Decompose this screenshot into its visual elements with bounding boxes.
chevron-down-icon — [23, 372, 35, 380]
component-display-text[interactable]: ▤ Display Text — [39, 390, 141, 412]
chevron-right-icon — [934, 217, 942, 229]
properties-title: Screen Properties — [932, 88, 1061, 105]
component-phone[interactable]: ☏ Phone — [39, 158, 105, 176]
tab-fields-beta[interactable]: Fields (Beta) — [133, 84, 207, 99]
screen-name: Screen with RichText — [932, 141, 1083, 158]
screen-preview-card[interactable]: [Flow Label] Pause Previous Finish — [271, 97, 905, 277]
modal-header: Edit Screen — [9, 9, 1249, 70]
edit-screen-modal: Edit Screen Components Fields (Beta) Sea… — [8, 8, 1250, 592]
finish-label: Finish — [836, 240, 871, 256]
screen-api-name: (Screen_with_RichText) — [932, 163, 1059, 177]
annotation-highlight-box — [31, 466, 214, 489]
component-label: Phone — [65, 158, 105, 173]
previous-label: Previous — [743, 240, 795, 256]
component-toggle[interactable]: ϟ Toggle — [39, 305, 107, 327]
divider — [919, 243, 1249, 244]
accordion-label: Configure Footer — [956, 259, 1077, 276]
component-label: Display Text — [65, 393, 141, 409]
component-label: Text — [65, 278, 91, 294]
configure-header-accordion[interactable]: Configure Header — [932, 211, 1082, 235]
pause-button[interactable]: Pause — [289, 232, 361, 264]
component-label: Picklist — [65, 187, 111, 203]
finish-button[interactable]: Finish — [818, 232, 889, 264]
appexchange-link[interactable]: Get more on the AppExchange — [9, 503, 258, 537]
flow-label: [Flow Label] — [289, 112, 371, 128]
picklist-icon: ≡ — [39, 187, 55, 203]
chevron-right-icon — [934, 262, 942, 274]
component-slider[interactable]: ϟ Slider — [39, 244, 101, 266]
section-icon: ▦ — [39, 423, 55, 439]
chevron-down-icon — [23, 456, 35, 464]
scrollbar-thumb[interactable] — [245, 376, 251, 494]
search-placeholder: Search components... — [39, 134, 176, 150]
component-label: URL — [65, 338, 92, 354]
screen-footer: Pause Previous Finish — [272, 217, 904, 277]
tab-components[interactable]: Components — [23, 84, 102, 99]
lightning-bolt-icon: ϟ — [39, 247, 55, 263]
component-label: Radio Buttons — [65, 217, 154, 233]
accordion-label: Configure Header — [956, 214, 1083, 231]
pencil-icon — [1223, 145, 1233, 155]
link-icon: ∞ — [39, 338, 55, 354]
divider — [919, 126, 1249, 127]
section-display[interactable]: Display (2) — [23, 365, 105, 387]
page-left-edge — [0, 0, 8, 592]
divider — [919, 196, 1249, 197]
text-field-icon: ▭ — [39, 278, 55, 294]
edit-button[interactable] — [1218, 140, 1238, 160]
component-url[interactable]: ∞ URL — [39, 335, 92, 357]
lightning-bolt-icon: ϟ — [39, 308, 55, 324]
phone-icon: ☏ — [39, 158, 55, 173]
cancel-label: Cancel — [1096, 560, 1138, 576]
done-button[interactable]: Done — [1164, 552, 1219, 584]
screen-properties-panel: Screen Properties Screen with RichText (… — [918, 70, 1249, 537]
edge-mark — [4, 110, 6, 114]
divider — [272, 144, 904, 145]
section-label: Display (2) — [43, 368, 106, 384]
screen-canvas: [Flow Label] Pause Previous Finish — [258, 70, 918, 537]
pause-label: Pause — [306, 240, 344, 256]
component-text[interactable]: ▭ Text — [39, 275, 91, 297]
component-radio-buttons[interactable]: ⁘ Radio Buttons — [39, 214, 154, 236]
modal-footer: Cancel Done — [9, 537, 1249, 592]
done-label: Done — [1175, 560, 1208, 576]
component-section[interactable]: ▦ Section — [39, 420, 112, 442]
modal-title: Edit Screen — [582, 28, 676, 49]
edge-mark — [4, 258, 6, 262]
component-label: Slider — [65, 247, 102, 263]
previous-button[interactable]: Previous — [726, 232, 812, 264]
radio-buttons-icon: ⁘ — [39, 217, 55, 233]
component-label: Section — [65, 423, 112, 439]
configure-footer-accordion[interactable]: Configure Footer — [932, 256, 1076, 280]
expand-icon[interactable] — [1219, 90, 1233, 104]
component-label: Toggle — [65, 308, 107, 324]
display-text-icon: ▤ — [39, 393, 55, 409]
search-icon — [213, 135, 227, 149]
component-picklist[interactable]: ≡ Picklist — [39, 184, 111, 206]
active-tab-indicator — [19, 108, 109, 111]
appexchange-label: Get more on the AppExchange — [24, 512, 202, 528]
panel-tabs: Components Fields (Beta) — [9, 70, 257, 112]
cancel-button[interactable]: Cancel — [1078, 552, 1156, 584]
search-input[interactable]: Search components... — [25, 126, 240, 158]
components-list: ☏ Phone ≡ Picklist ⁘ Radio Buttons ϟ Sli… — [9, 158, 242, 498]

^^^^^^^^

Goal - Rewrite all of the data above as a numbered list, omitting any blank lines.

Solved problem -
1. Decompose this screenshot into its visual elements with bounding boxes.
2. chevron-down-icon — [23, 372, 35, 380]
3. component-display-text[interactable]: ▤ Display Text — [39, 390, 141, 412]
4. chevron-right-icon — [934, 217, 942, 229]
5. properties-title: Screen Properties — [932, 88, 1061, 105]
6. component-phone[interactable]: ☏ Phone — [39, 158, 105, 176]
7. tab-fields-beta[interactable]: Fields (Beta) — [133, 84, 207, 99]
8. screen-name: Screen with RichText — [932, 141, 1083, 158]
9. screen-preview-card[interactable]: [Flow Label] Pause Previous Finish — [271, 97, 905, 277]
10. modal-header: Edit Screen — [9, 9, 1249, 70]
11. edit-screen-modal: Edit Screen Components Fields (Beta) Sea… — [8, 8, 1250, 592]
12. finish-label: Finish — [836, 240, 871, 256]
13. screen-api-name: (Screen_with_RichText) — [932, 163, 1059, 177]
14. annotation-highlight-box — [31, 466, 214, 489]
15. component-label: Phone — [65, 158, 105, 173]
16. previous-label: Previous — [743, 240, 795, 256]
17. component-toggle[interactable]: ϟ Toggle — [39, 305, 107, 327]
18. divider — [919, 243, 1249, 244]
19. accordion-label: Configure Footer — [956, 259, 1077, 276]
20. component-label: Display Text — [65, 393, 141, 409]
21. component-label: Text — [65, 278, 91, 294]
22. configure-header-accordion[interactable]: Configure Header — [932, 211, 1082, 235]
23. pause-button[interactable]: Pause — [289, 232, 361, 264]
24. component-label: Picklist — [65, 187, 111, 203]
25. finish-button[interactable]: Finish — [818, 232, 889, 264]
26. appexchange-link[interactable]: Get more on the AppExchange — [9, 503, 258, 537]
27. flow-label: [Flow Label] — [289, 112, 371, 128]
28. picklist-icon: ≡ — [39, 187, 55, 203]
29. chevron-right-icon — [934, 262, 942, 274]
30. component-slider[interactable]: ϟ Slider — [39, 244, 101, 266]
31. section-icon: ▦ — [39, 423, 55, 439]
32. chevron-down-icon — [23, 456, 35, 464]
33. scrollbar-thumb[interactable] — [245, 376, 251, 494]
34. search-placeholder: Search components... — [39, 134, 176, 150]
35. component-label: URL — [65, 338, 92, 354]
36. screen-footer: Pause Previous Finish — [272, 217, 904, 277]
37. tab-components[interactable]: Components — [23, 84, 102, 99]
38. lightning-bolt-icon: ϟ — [39, 247, 55, 263]
39. component-label: Radio Buttons — [65, 217, 154, 233]
40. accordion-label: Configure Header — [956, 214, 1083, 231]
41. pencil-icon — [1223, 145, 1233, 155]
42. link-icon: ∞ — [39, 338, 55, 354]
43. divider — [919, 126, 1249, 127]
44. section-display[interactable]: Display (2) — [23, 365, 105, 387]
45. page-left-edge — [0, 0, 8, 592]
46. divider — [919, 196, 1249, 197]
47. text-field-icon: ▭ — [39, 278, 55, 294]
48. edit-button[interactable] — [1218, 140, 1238, 160]
49. component-url[interactable]: ∞ URL — [39, 335, 92, 357]
50. lightning-bolt-icon: ϟ — [39, 308, 55, 324]
51. phone-icon: ☏ — [39, 158, 55, 173]
52. cancel-label: Cancel — [1096, 560, 1138, 576]
53. done-button[interactable]: Done — [1164, 552, 1219, 584]
54. screen-properties-panel: Screen Properties Screen with RichText (… — [918, 70, 1249, 537]
55. edge-mark — [4, 110, 6, 114]
56. divider — [272, 144, 904, 145]
57. section-label: Display (2) — [43, 368, 106, 384]
58. screen-canvas: [Flow Label] Pause Previous Finish — [258, 70, 918, 537]
59. pause-label: Pause — [306, 240, 344, 256]
60. component-text[interactable]: ▭ Text — [39, 275, 91, 297]
61. component-radio-buttons[interactable]: ⁘ Radio Buttons — [39, 214, 154, 236]
62. modal-footer: Cancel Done — [9, 537, 1249, 592]
63. done-label: Done — [1175, 560, 1208, 576]
64. component-section[interactable]: ▦ Section — [39, 420, 112, 442]
65. modal-title: Edit Screen — [582, 28, 676, 49]
66. edge-mark — [4, 258, 6, 262]
67. component-label: Slider — [65, 247, 102, 263]
68. previous-button[interactable]: Previous — [726, 232, 812, 264]
69. radio-buttons-icon: ⁘ — [39, 217, 55, 233]
70. component-label: Section — [65, 423, 112, 439]
71. configure-footer-accordion[interactable]: Configure Footer — [932, 256, 1076, 280]
72. expand-icon[interactable] — [1219, 90, 1233, 104]
73. component-label: Toggle — [65, 308, 107, 324]
74. display-text-icon: ▤ — [39, 393, 55, 409]
75. search-icon — [213, 135, 227, 149]
76. component-picklist[interactable]: ≡ Picklist — [39, 184, 111, 206]
77. active-tab-indicator — [19, 108, 109, 111]
78. appexchange-label: Get more on the AppExchange — [24, 512, 202, 528]
79. panel-tabs: Components Fields (Beta) — [9, 70, 257, 112]
80. cancel-button[interactable]: Cancel — [1078, 552, 1156, 584]
81. search-input[interactable]: Search components... — [25, 126, 240, 158]
82. components-list: ☏ Phone ≡ Picklist ⁘ Radio Buttons ϟ Sli… — [9, 158, 242, 498]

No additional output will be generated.